* begin Extracted entries *

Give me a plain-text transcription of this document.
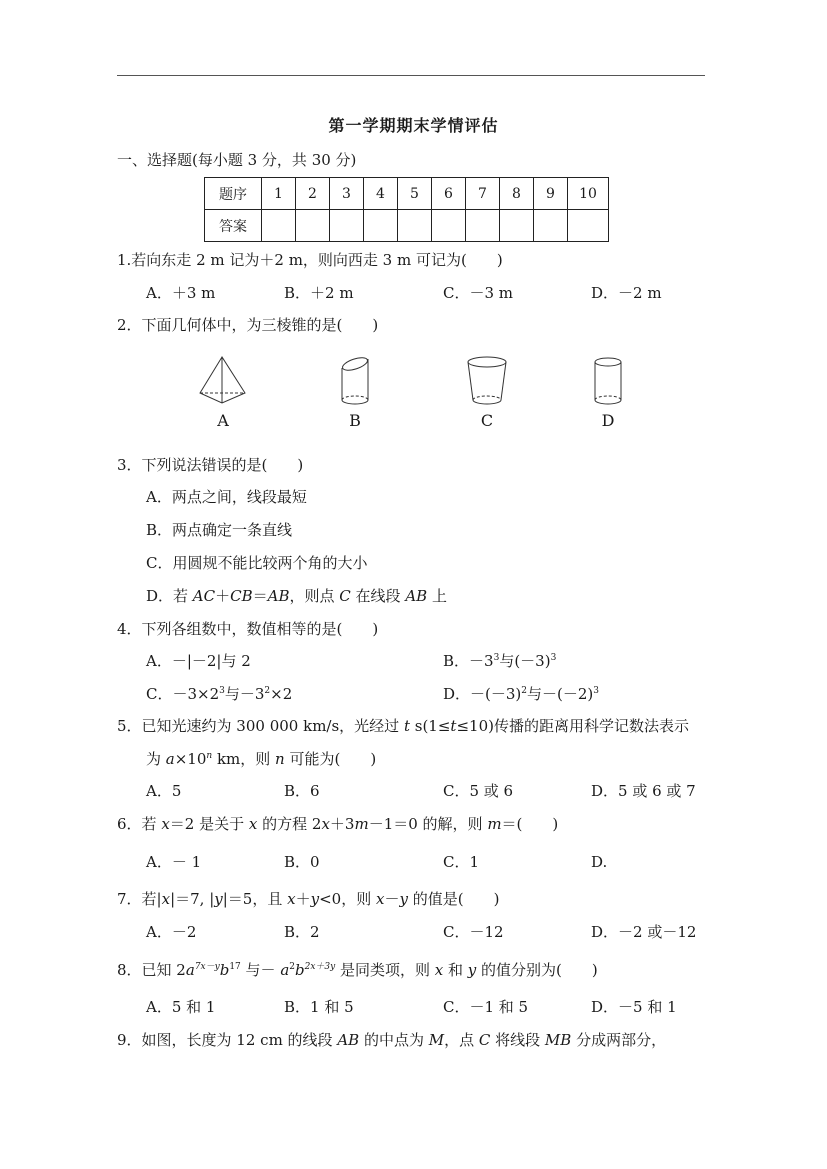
第一学期期末学情评估
一、选择题(每小题 3 分，共 30 分)
题序	1	2	3	4	5	6	7	8	9	10
答案										
1.若向东走 2 m 记为＋2 m，则向西走 3 m 可记为(　　)
A．＋3 m	B．＋2 m	C．－3 m	D．－2 m
2．下面几何体中，为三棱锥的是(　　)
A	B	C	D
3．下列说法错误的是(　　)
A．两点之间，线段最短
B．两点确定一条直线
C．用圆规不能比较两个角的大小
D．若 AC＋CB＝AB，则点 C 在线段 AB 上
4．下列各组数中，数值相等的是(　　)
A．－|－2|与 2	B．$-3^3$与$(-3)^3$
C．$-3\times 2^3$与$-3^2\times 2$	D．$-(-3)^2$与$-(-2)^3$
5．已知光速约为 300 000 km/s，光经过 t s(1≤t≤10)传播的距离用科学记数法表示
为 $a\times 10^n$ km，则 n 可能为(　　)
A．5	B．6	C．5 或 6	D．5 或 6 或 7
6．若 x＝2 是关于 x 的方程 2x＋3m－1＝0 的解，则 m＝(　　)
A．－ 1	B．0	C．1	D.
7．若|x|＝7, |y|＝5，且 x＋y<0，则 x－y 的值是(　　)
A．－2	B．2	C．－12	D．－2 或－12
8．已知 $2a^{7x-y}b^{17}$ 与－ $a^2b^{2x+3y}$ 是同类项，则 x 和 y 的值分别为(　　)
A．5 和 1	B．1 和 5	C．－1 和 5	D．－5 和 1
9．如图，长度为 12 cm 的线段 AB 的中点为 M，点 C 将线段 MB 分成两部分，
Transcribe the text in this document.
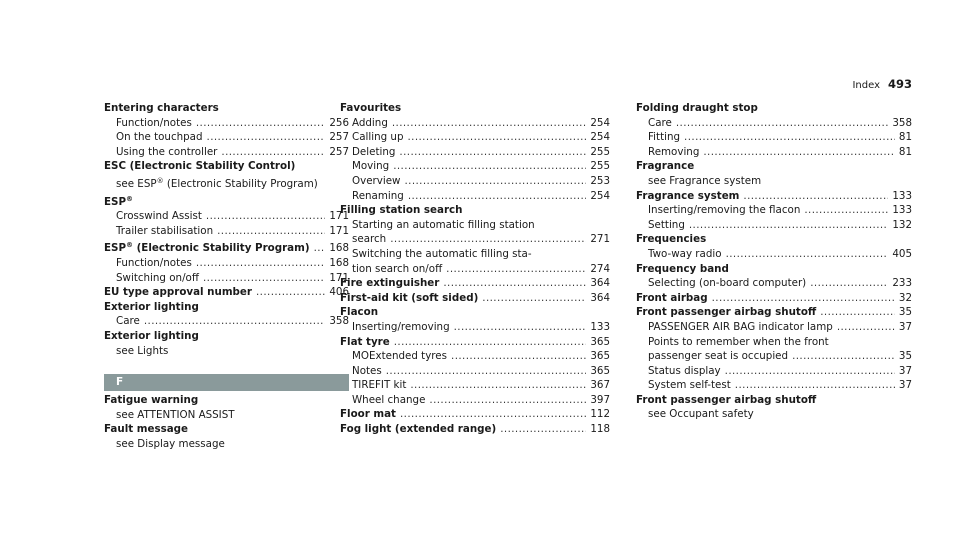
Index 493
Entering characters
Function/notes .....	256
On the touchpad .....	257
Using the controller .....	257
ESC (Electronic Stability Control)
see ESP® (Electronic Stability Program)
ESP®
Crosswind Assist .....	171
Trailer stabilisation .....	171
ESP® (Electronic Stability Program) ..... 168
Function/notes .....	168
Switching on/off .....	171
EU type approval number .....	406
Exterior lighting
Care .....	358
Exterior lighting
see Lights
F
Fatigue warning
see ATTENTION ASSIST
Fault message
see Display message
Favourites
Adding .....	254
Calling up .....	254
Deleting .....	255
Moving .....	255
Overview .....	253
Renaming .....	254
Filling station search
Starting an automatic filling station
search .....	271
Switching the automatic filling sta-
tion search on/off .....	274
Fire extinguisher .....	364
First-aid kit (soft sided) .....	364
Flacon
Inserting/removing .....	133
Flat tyre .....	365
MOExtended tyres .....	365
Notes .....	365
TIREFIT kit .....	367
Wheel change .....	397
Floor mat .....	112
Fog light (extended range) .....	118
Folding draught stop
Care .....	358
Fitting .....	81
Removing .....	81
Fragrance
see Fragrance system
Fragrance system .....	133
Inserting/removing the flacon .....	133
Setting .....	132
Frequencies
Two-way radio .....	405
Frequency band
Selecting (on-board computer) .....	233
Front airbag .....	32
Front passenger airbag shutoff .....	35
PASSENGER AIR BAG indicator lamp .....	37
Points to remember when the front
passenger seat is occupied .....	35
Status display .....	37
System self-test .....	37
Front passenger airbag shutoff
see Occupant safety
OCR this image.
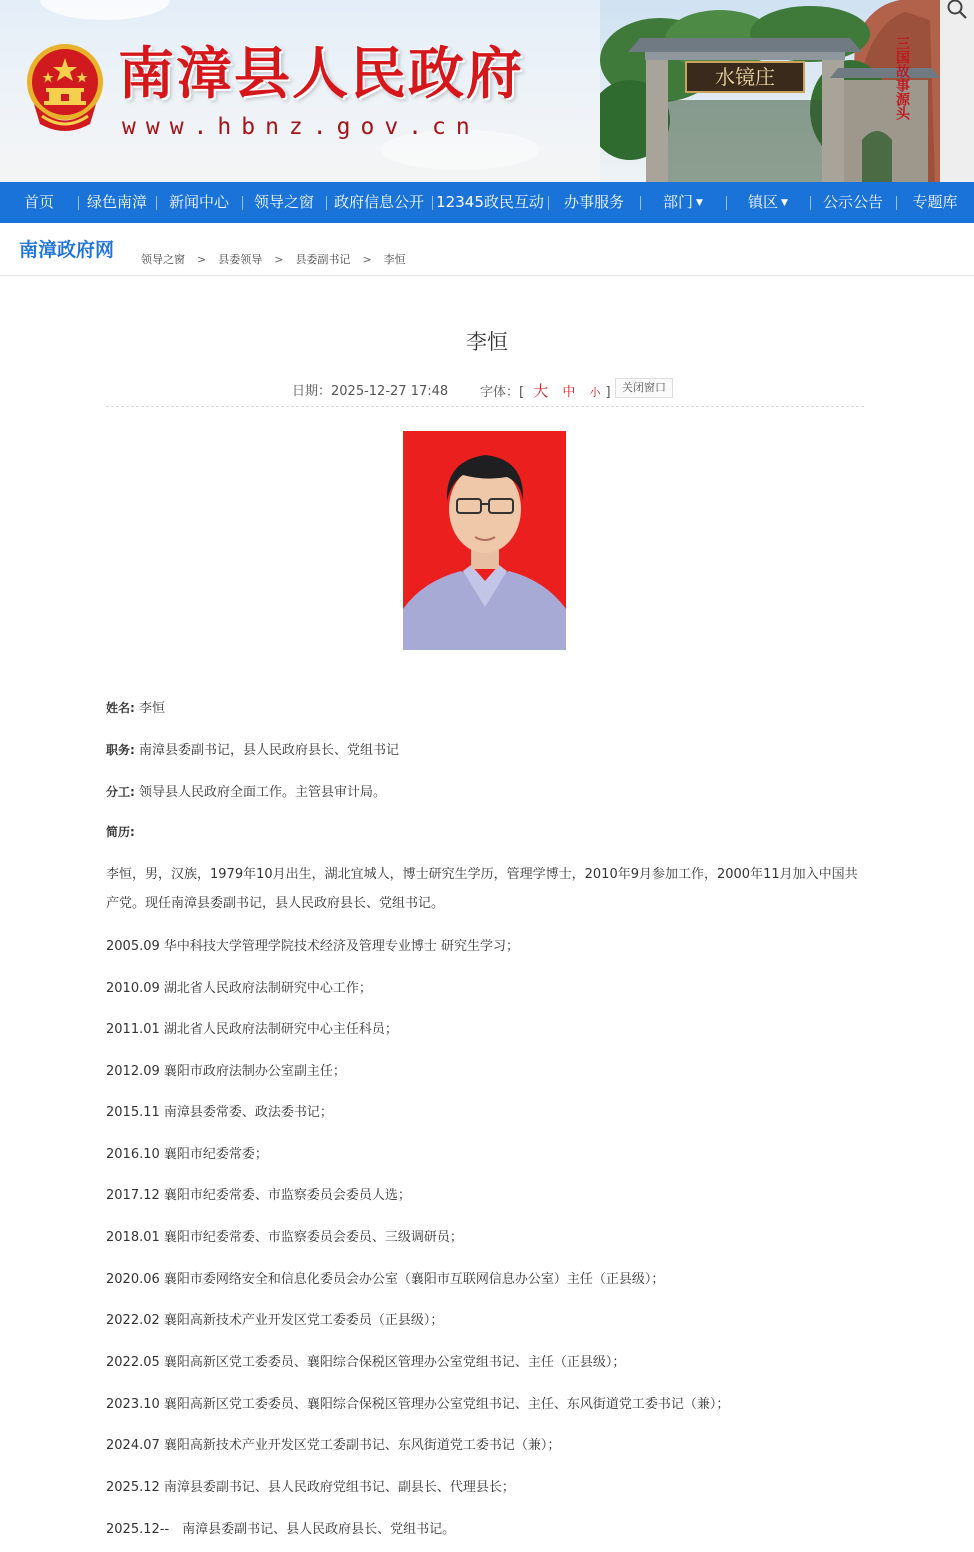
南漳县人民政府
www.hbnz.gov.cn
水镜庄	三国故事源头
首页	绿色南漳	新闻中心	领导之窗	政府信息公开 12345政民互动	办事服务	部门 ▼	镇区 ▼	公示公告	专题库
南漳政府网 领导之窗 > 县委领导 > 县委副书记 > 李恒
李恒
日期：2025-12-27 17:48 字体：[ 大 中 小 ]	关闭窗口
姓名: 李恒
职务: 南漳县委副书记，县人民政府县长、党组书记
分工: 领导县人民政府全面工作。主管县审计局。
简历:
李恒，男，汉族，1979年10月出生，湖北宜城人，博士研究生学历，管理学博士，2010年9月参加工作，2000年11月加入中国共产党。现任南漳县委副书记，县人民政府县长、党组书记。
2005.09 华中科技大学管理学院技术经济及管理专业博士 研究生学习；
2010.09 湖北省人民政府法制研究中心工作；
2011.01 湖北省人民政府法制研究中心主任科员；
2012.09 襄阳市政府法制办公室副主任；
2015.11 南漳县委常委、政法委书记；
2016.10 襄阳市纪委常委；
2017.12 襄阳市纪委常委、市监察委员会委员人选；
2018.01 襄阳市纪委常委、市监察委员会委员、三级调研员；
2020.06 襄阳市委网络安全和信息化委员会办公室（襄阳市互联网信息办公室）主任（正县级）；
2022.02 襄阳高新技术产业开发区党工委委员（正县级）；
2022.05 襄阳高新区党工委委员、襄阳综合保税区管理办公室党组书记、主任（正县级）；
2023.10 襄阳高新区党工委委员、襄阳综合保税区管理办公室党组书记、主任、东风街道党工委书记（兼）；
2024.07 襄阳高新技术产业开发区党工委副书记、东风街道党工委书记（兼）；
2025.12 南漳县委副书记、县人民政府党组书记、副县长、代理县长；
2025.12--　南漳县委副书记、县人民政府县长、党组书记。
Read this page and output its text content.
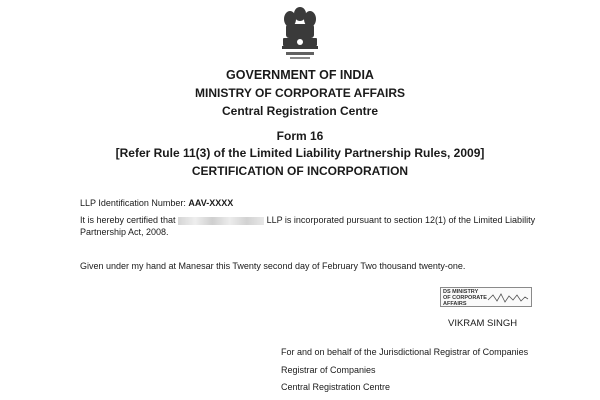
GOVERNMENT OF INDIA
MINISTRY OF CORPORATE AFFAIRS
Central Registration Centre
Form 16
[Refer Rule 11(3) of the Limited Liability Partnership Rules, 2009]
CERTIFICATION OF INCORPORATION
LLP Identification Number: AAV-XXXX
It is hereby certified that	LLP is incorporated pursuant to section 12(1) of the Limited Liability Partnership Act, 2008.
Given under my hand at Manesar this Twenty second day of February Two thousand twenty-one.
DS MINISTRY
OF CORPORATE
AFFAIRS
VIKRAM SINGH
For and on behalf of the Jurisdictional Registrar of Companies
Registrar of Companies
Central Registration Centre
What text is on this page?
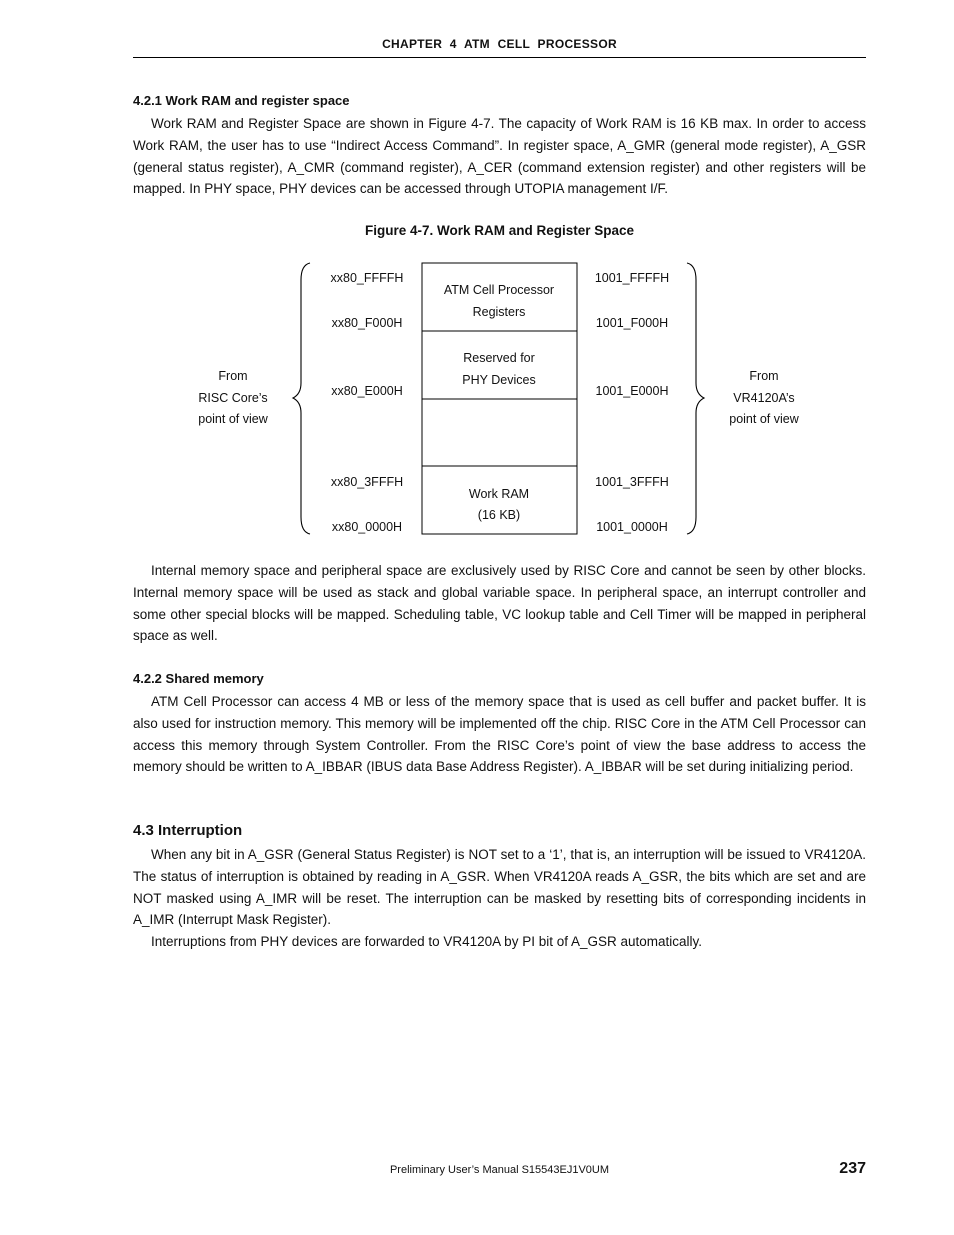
CHAPTER 4 ATM CELL PROCESSOR
4.2.1 Work RAM and register space
Work RAM and Register Space are shown in Figure 4-7. The capacity of Work RAM is 16 KB max. In order to access Work RAM, the user has to use “Indirect Access Command”. In register space, A_GMR (general mode register), A_GSR (general status register), A_CMR (command register), A_CER (command extension register) and other registers will be mapped. In PHY space, PHY devices can be accessed through UTOPIA management I/F.
Figure 4-7. Work RAM and Register Space
ATM Cell Processor
Registers
Reserved for
PHY Devices
Work RAM
(16 KB)
xx80_FFFFH
xx80_F000H
xx80_E000H
xx80_3FFFH
xx80_0000H
1001_FFFFH
1001_F000H
1001_E000H
1001_3FFFH
1001_0000H
From
RISC Core’s
point of view
From
VR4120A’s
point of view
Internal memory space and peripheral space are exclusively used by RISC Core and cannot be seen by other blocks. Internal memory space will be used as stack and global variable space. In peripheral space, an interrupt controller and some other special blocks will be mapped. Scheduling table, VC lookup table and Cell Timer will be mapped in peripheral space as well.
4.2.2 Shared memory
ATM Cell Processor can access 4 MB or less of the memory space that is used as cell buffer and packet buffer. It is also used for instruction memory. This memory will be implemented off the chip. RISC Core in the ATM Cell Processor can access this memory through System Controller. From the RISC Core’s point of view the base address to access the memory should be written to A_IBBAR (IBUS data Base Address Register). A_IBBAR will be set during initializing period.
4.3 Interruption
When any bit in A_GSR (General Status Register) is NOT set to a ‘1’, that is, an interruption will be issued to VR4120A. The status of interruption is obtained by reading in A_GSR. When VR4120A reads A_GSR, the bits which are set and are NOT masked using A_IMR will be reset. The interruption can be masked by resetting bits of corresponding incidents in A_IMR (Interrupt Mask Register).
Interruptions from PHY devices are forwarded to VR4120A by PI bit of A_GSR automatically.
Preliminary User’s Manual S15543EJ1V0UM	237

* end Extracted entries *

**What the task requires:** Copy the listing over exactly, skipping the pictures it holds.

**Expected answer:**
Give me a plain-text transcription of this document.
第一学期期末学情评估
一、选择题(每小题 3 分，共 30 分)
题序	1	2	3	4	5	6	7	8	9	10
答案										
1.若向东走 2 m 记为＋2 m，则向西走 3 m 可记为(　　)
A．＋3 m	B．＋2 m	C．－3 m	D．－2 m
2．下面几何体中，为三棱锥的是(　　)
A	B	C	D
3．下列说法错误的是(　　)
A．两点之间，线段最短
B．两点确定一条直线
C．用圆规不能比较两个角的大小
D．若 AC＋CB＝AB，则点 C 在线段 AB 上
4．下列各组数中，数值相等的是(　　)
A．－|－2|与 2	B．$-3^3$与$(-3)^3$
C．$-3\times 2^3$与$-3^2\times 2$	D．$-(-3)^2$与$-(-2)^3$
5．已知光速约为 300 000 km/s，光经过 t s(1≤t≤10)传播的距离用科学记数法表示
为 $a\times 10^n$ km，则 n 可能为(　　)
A．5	B．6	C．5 或 6	D．5 或 6 或 7
6．若 x＝2 是关于 x 的方程 2x＋3m－1＝0 的解，则 m＝(　　)
A．－ 1	B．0	C．1	D.
7．若|x|＝7, |y|＝5，且 x＋y<0，则 x－y 的值是(　　)
A．－2	B．2	C．－12	D．－2 或－12
8．已知 $2a^{7x-y}b^{17}$ 与－ $a^2b^{2x+3y}$ 是同类项，则 x 和 y 的值分别为(　　)
A．5 和 1	B．1 和 5	C．－1 和 5	D．－5 和 1
9．如图，长度为 12 cm 的线段 AB 的中点为 M，点 C 将线段 MB 分成两部分，
Transcribe the text in this document.
Index 493
Entering characters
Function/notes .....	256
On the touchpad .....	257
Using the controller .....	257
ESC (Electronic Stability Control)
see ESP® (Electronic Stability Program)
ESP®
Crosswind Assist .....	171
Trailer stabilisation .....	171
ESP® (Electronic Stability Program) ..... 168
Function/notes .....	168
Switching on/off .....	171
EU type approval number .....	406
Exterior lighting
Care .....	358
Exterior lighting
see Lights
F
Fatigue warning
see ATTENTION ASSIST
Fault message
see Display message
Favourites
Adding .....	254
Calling up .....	254
Deleting .....	255
Moving .....	255
Overview .....	253
Renaming .....	254
Filling station search
Starting an automatic filling station
search .....	271
Switching the automatic filling sta-
tion search on/off .....	274
Fire extinguisher .....	364
First-aid kit (soft sided) .....	364
Flacon
Inserting/removing .....	133
Flat tyre .....	365
MOExtended tyres .....	365
Notes .....	365
TIREFIT kit .....	367
Wheel change .....	397
Floor mat .....	112
Fog light (extended range) .....	118
Folding draught stop
Care .....	358
Fitting .....	81
Removing .....	81
Fragrance
see Fragrance system
Fragrance system .....	133
Inserting/removing the flacon .....	133
Setting .....	132
Frequencies
Two-way radio .....	405
Frequency band
Selecting (on-board computer) .....	233
Front airbag .....	32
Front passenger airbag shutoff .....	35
PASSENGER AIR BAG indicator lamp .....	37
Points to remember when the front
passenger seat is occupied .....	35
Status display .....	37
System self-test .....	37
Front passenger airbag shutoff
see Occupant safety
OCR this image.
南漳县人民政府
www.hbnz.gov.cn
水镜庄	三国故事源头
首页	绿色南漳	新闻中心	领导之窗	政府信息公开 12345政民互动	办事服务	部门 ▼	镇区 ▼	公示公告	专题库
南漳政府网 领导之窗 > 县委领导 > 县委副书记 > 李恒
李恒
日期：2025-12-27 17:48 字体：[ 大 中 小 ]	关闭窗口
姓名: 李恒
职务: 南漳县委副书记，县人民政府县长、党组书记
分工: 领导县人民政府全面工作。主管县审计局。
简历:
李恒，男，汉族，1979年10月出生，湖北宜城人，博士研究生学历，管理学博士，2010年9月参加工作，2000年11月加入中国共产党。现任南漳县委副书记，县人民政府县长、党组书记。
2005.09 华中科技大学管理学院技术经济及管理专业博士 研究生学习；
2010.09 湖北省人民政府法制研究中心工作；
2011.01 湖北省人民政府法制研究中心主任科员；
2012.09 襄阳市政府法制办公室副主任；
2015.11 南漳县委常委、政法委书记；
2016.10 襄阳市纪委常委；
2017.12 襄阳市纪委常委、市监察委员会委员人选；
2018.01 襄阳市纪委常委、市监察委员会委员、三级调研员；
2020.06 襄阳市委网络安全和信息化委员会办公室（襄阳市互联网信息办公室）主任（正县级）；
2022.02 襄阳高新技术产业开发区党工委委员（正县级）；
2022.05 襄阳高新区党工委委员、襄阳综合保税区管理办公室党组书记、主任（正县级）；
2023.10 襄阳高新区党工委委员、襄阳综合保税区管理办公室党组书记、主任、东风街道党工委书记（兼）；
2024.07 襄阳高新技术产业开发区党工委副书记、东风街道党工委书记（兼）；
2025.12 南漳县委副书记、县人民政府党组书记、副县长、代理县长；
2025.12--　南漳县委副书记、县人民政府县长、党组书记。
Read this page and output its text content.
GOVERNMENT OF INDIA
MINISTRY OF CORPORATE AFFAIRS
Central Registration Centre
Form 16
[Refer Rule 11(3) of the Limited Liability Partnership Rules, 2009]
CERTIFICATION OF INCORPORATION
LLP Identification Number: AAV-XXXX
It is hereby certified that	LLP is incorporated pursuant to section 12(1) of the Limited Liability Partnership Act, 2008.
Given under my hand at Manesar this Twenty second day of February Two thousand twenty-one.
DS MINISTRY
OF CORPORATE
AFFAIRS
VIKRAM SINGH
For and on behalf of the Jurisdictional Registrar of Companies
Registrar of Companies
Central Registration Centre
What text is on this page?
CHAPTER 4 ATM CELL PROCESSOR
4.2.1 Work RAM and register space
Work RAM and Register Space are shown in Figure 4-7. The capacity of Work RAM is 16 KB max. In order to access Work RAM, the user has to use “Indirect Access Command”. In register space, A_GMR (general mode register), A_GSR (general status register), A_CMR (command register), A_CER (command extension register) and other registers will be mapped. In PHY space, PHY devices can be accessed through UTOPIA management I/F.
Figure 4-7. Work RAM and Register Space
ATM Cell Processor
Registers
Reserved for
PHY Devices
Work RAM
(16 KB)
xx80_FFFFH
xx80_F000H
xx80_E000H
xx80_3FFFH
xx80_0000H
1001_FFFFH
1001_F000H
1001_E000H
1001_3FFFH
1001_0000H
From
RISC Core’s
point of view
From
VR4120A’s
point of view
Internal memory space and peripheral space are exclusively used by RISC Core and cannot be seen by other blocks. Internal memory space will be used as stack and global variable space. In peripheral space, an interrupt controller and some other special blocks will be mapped. Scheduling table, VC lookup table and Cell Timer will be mapped in peripheral space as well.
4.2.2 Shared memory
ATM Cell Processor can access 4 MB or less of the memory space that is used as cell buffer and packet buffer. It is also used for instruction memory. This memory will be implemented off the chip. RISC Core in the ATM Cell Processor can access this memory through System Controller. From the RISC Core’s point of view the base address to access the memory should be written to A_IBBAR (IBUS data Base Address Register). A_IBBAR will be set during initializing period.
4.3 Interruption
When any bit in A_GSR (General Status Register) is NOT set to a ‘1’, that is, an interruption will be issued to VR4120A. The status of interruption is obtained by reading in A_GSR. When VR4120A reads A_GSR, the bits which are set and are NOT masked using A_IMR will be reset. The interruption can be masked by resetting bits of corresponding incidents in A_IMR (Interrupt Mask Register).
Interruptions from PHY devices are forwarded to VR4120A by PI bit of A_GSR automatically.
Preliminary User’s Manual S15543EJ1V0UM	237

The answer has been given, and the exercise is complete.